** START INFORMATION SHOWN **

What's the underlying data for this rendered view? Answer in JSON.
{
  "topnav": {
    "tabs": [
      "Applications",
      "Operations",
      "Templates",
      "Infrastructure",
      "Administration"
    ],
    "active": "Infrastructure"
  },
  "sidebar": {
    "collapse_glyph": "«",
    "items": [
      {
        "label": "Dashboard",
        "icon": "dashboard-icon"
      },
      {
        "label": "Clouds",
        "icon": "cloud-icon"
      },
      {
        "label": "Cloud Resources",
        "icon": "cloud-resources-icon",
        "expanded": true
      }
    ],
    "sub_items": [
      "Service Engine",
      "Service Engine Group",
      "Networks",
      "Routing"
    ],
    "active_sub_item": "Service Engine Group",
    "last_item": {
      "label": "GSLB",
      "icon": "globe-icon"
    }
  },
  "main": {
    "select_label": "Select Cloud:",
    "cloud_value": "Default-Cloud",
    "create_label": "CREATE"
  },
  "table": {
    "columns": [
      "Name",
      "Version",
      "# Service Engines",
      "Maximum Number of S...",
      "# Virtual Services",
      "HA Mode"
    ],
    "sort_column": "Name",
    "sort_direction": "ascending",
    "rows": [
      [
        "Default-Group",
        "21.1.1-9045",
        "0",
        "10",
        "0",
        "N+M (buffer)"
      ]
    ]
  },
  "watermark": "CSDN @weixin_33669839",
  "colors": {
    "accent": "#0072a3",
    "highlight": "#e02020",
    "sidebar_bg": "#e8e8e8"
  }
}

** END INFORMATION SHOWN **

§ **WORK INSTRUCTIONS**
Transcribe the records above exactly as they appear.

§ **TASK SOLUTION**
What's the underlying data for this rendered view? Answer in JSON.
{
  "topnav": {
    "tabs": [
      "Applications",
      "Operations",
      "Templates",
      "Infrastructure",
      "Administration"
    ],
    "active": "Infrastructure"
  },
  "sidebar": {
    "collapse_glyph": "«",
    "items": [
      {
        "label": "Dashboard",
        "icon": "dashboard-icon"
      },
      {
        "label": "Clouds",
        "icon": "cloud-icon"
      },
      {
        "label": "Cloud Resources",
        "icon": "cloud-resources-icon",
        "expanded": true
      }
    ],
    "sub_items": [
      "Service Engine",
      "Service Engine Group",
      "Networks",
      "Routing"
    ],
    "active_sub_item": "Service Engine Group",
    "last_item": {
      "label": "GSLB",
      "icon": "globe-icon"
    }
  },
  "main": {
    "select_label": "Select Cloud:",
    "cloud_value": "Default-Cloud",
    "create_label": "CREATE"
  },
  "table": {
    "columns": [
      "Name",
      "Version",
      "# Service Engines",
      "Maximum Number of S...",
      "# Virtual Services",
      "HA Mode"
    ],
    "sort_column": "Name",
    "sort_direction": "ascending",
    "rows": [
      [
        "Default-Group",
        "21.1.1-9045",
        "0",
        "10",
        "0",
        "N+M (buffer)"
      ]
    ]
  },
  "watermark": "CSDN @weixin_33669839",
  "colors": {
    "accent": "#0072a3",
    "highlight": "#e02020",
    "sidebar_bg": "#e8e8e8"
  }
}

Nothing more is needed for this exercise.